======== Dataset entries

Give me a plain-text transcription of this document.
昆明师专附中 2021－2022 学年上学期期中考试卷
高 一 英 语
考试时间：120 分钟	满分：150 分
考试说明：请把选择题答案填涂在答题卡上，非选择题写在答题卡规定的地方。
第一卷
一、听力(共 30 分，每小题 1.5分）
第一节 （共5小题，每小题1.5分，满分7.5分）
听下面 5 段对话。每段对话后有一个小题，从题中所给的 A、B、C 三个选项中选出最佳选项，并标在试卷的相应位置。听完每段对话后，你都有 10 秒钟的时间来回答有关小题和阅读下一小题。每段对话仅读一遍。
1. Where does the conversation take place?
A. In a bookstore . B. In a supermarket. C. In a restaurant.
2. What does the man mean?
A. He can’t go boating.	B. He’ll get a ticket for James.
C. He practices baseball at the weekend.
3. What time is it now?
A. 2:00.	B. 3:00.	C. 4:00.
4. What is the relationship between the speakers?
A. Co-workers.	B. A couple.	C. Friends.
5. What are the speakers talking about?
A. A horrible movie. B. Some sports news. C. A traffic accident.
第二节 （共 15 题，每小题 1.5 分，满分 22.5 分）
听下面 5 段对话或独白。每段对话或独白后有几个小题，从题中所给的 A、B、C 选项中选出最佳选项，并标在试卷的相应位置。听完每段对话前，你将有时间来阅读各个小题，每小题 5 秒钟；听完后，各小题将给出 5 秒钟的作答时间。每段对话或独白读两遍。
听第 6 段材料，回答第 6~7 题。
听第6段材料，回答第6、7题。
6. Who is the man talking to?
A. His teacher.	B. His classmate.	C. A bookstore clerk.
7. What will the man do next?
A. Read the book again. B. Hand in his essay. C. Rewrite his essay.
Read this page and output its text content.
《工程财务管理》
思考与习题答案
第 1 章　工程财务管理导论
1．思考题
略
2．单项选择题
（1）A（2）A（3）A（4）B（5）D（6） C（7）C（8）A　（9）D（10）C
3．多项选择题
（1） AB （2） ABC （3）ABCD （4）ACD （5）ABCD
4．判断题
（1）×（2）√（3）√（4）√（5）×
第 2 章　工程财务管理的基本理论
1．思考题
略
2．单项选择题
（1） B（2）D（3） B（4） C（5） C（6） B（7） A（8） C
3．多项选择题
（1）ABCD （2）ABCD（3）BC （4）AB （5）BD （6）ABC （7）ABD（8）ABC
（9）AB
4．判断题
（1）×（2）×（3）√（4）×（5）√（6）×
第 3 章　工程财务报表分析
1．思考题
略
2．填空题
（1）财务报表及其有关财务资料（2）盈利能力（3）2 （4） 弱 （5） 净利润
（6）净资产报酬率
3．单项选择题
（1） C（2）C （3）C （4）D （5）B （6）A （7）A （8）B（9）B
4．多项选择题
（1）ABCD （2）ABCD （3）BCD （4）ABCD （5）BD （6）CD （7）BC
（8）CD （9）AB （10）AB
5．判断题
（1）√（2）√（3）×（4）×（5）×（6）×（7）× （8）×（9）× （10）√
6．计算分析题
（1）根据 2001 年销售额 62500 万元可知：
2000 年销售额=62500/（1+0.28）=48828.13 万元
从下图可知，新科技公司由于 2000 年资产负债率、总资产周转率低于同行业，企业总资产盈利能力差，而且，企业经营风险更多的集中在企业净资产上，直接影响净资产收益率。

================

#### Written request:
Copy each line above where the string "does" occurs.

#### Expected output:
1. Where does the conversation take place?
2. What does the man mean?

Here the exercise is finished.